**WHAT YOU WILL DO:**
Copy all lines of the listing that include the string "text".

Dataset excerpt
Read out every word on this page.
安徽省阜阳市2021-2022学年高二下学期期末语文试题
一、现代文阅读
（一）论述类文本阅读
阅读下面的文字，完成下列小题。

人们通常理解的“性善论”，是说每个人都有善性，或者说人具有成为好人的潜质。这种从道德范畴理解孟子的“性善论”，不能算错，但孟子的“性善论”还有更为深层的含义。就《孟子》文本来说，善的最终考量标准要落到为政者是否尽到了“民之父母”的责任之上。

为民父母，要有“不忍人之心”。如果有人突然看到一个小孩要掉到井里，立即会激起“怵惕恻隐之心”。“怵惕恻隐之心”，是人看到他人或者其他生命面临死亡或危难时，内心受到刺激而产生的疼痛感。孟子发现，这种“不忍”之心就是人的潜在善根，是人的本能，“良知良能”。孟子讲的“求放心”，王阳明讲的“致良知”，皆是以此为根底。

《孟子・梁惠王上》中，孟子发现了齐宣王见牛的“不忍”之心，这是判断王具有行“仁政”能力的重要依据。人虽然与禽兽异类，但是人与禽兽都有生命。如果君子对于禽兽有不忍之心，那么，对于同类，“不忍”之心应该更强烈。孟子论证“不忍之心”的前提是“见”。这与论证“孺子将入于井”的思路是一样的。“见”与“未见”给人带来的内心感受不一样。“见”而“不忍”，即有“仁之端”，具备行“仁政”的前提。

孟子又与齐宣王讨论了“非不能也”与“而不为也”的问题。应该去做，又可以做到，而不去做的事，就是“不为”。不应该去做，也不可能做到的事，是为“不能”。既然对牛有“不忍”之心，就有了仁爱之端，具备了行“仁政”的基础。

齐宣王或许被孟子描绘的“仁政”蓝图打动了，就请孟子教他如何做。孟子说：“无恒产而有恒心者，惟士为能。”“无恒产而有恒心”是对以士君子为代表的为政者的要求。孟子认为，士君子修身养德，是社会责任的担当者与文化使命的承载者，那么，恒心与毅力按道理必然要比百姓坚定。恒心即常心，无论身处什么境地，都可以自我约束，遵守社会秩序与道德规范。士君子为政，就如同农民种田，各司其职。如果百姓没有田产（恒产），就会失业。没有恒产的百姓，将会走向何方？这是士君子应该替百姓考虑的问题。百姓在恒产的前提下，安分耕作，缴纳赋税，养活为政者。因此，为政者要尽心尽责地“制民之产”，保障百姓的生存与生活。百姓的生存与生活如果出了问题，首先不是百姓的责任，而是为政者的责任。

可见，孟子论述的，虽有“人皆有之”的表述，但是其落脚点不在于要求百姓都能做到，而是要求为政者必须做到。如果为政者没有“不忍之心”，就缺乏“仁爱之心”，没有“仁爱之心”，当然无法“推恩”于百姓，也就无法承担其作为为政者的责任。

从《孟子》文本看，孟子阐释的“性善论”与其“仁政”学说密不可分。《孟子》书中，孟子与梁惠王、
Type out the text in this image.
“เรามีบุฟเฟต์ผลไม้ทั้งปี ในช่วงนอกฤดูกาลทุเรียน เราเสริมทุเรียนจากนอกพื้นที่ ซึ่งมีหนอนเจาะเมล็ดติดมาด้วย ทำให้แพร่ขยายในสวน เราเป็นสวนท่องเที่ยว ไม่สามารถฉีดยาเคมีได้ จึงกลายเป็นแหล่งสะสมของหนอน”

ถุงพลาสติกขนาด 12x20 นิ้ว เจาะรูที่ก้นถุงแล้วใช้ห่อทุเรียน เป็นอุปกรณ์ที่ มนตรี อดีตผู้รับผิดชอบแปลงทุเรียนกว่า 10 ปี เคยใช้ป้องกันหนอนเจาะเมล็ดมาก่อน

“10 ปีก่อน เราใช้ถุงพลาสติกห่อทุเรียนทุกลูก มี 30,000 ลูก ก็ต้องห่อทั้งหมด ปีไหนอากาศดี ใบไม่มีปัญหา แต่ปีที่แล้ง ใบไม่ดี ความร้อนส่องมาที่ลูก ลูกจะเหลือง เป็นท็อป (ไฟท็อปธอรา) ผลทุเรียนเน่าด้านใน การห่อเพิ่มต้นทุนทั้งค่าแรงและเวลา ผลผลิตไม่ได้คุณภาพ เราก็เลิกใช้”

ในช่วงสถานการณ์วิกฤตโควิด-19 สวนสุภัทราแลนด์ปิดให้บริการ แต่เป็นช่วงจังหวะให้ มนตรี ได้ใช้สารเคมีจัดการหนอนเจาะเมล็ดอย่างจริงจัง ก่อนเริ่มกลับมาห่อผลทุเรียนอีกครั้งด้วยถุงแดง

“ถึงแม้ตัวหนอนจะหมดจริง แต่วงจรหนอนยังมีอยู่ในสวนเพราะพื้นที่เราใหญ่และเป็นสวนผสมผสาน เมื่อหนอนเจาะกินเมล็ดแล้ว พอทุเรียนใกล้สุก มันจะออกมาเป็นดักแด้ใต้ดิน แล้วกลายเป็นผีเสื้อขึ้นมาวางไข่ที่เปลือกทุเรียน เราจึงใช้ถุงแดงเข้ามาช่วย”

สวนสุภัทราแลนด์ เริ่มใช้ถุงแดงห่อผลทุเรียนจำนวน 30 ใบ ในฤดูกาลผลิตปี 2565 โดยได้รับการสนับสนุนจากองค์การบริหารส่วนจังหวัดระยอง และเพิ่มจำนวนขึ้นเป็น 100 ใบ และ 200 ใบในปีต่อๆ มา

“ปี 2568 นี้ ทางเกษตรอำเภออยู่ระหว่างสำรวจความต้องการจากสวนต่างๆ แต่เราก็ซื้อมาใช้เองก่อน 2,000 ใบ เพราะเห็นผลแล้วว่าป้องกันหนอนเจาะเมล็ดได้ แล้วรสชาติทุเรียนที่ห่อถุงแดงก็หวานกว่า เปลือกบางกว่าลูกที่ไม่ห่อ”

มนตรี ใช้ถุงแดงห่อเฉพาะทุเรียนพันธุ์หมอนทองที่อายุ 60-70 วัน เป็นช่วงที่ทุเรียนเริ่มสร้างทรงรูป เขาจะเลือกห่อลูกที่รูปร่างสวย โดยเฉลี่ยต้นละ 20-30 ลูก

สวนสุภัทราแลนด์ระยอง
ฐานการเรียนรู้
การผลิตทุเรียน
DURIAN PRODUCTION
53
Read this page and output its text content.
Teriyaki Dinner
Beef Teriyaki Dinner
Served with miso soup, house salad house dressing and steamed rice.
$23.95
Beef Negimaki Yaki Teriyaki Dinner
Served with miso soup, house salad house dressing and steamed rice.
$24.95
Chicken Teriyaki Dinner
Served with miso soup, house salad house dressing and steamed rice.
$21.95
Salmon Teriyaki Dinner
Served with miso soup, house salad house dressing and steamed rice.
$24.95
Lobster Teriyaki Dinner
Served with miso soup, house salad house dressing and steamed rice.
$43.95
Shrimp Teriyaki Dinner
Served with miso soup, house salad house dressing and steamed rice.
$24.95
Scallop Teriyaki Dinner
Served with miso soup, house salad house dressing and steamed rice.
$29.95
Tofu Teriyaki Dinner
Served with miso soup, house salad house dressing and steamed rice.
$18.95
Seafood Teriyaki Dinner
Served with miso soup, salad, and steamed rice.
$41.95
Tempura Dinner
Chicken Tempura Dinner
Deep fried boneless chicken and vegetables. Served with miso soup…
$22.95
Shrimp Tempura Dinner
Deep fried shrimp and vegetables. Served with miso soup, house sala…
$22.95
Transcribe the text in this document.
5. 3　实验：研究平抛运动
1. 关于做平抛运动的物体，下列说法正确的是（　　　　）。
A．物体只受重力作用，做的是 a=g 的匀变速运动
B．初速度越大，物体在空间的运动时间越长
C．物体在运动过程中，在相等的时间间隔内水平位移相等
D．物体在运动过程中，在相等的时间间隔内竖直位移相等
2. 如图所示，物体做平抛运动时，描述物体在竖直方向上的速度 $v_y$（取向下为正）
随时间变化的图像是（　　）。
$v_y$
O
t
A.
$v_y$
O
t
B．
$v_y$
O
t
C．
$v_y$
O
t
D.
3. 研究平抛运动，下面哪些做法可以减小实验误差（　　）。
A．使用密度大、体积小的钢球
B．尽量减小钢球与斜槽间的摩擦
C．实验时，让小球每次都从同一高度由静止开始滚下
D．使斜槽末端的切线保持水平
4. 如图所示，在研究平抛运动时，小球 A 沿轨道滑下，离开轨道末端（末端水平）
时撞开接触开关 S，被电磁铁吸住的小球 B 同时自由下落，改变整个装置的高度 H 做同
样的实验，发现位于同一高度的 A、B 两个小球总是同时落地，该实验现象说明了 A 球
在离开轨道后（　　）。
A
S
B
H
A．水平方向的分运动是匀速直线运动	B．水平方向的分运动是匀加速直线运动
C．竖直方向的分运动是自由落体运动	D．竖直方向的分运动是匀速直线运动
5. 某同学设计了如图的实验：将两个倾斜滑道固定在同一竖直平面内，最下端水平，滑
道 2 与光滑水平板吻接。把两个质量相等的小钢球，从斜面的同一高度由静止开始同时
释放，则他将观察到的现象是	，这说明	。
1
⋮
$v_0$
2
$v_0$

**ANSWER TO THIS PROBLEM:**
Type out the text in this image.
Read this page and output its text content.
Transcribe the text in this document.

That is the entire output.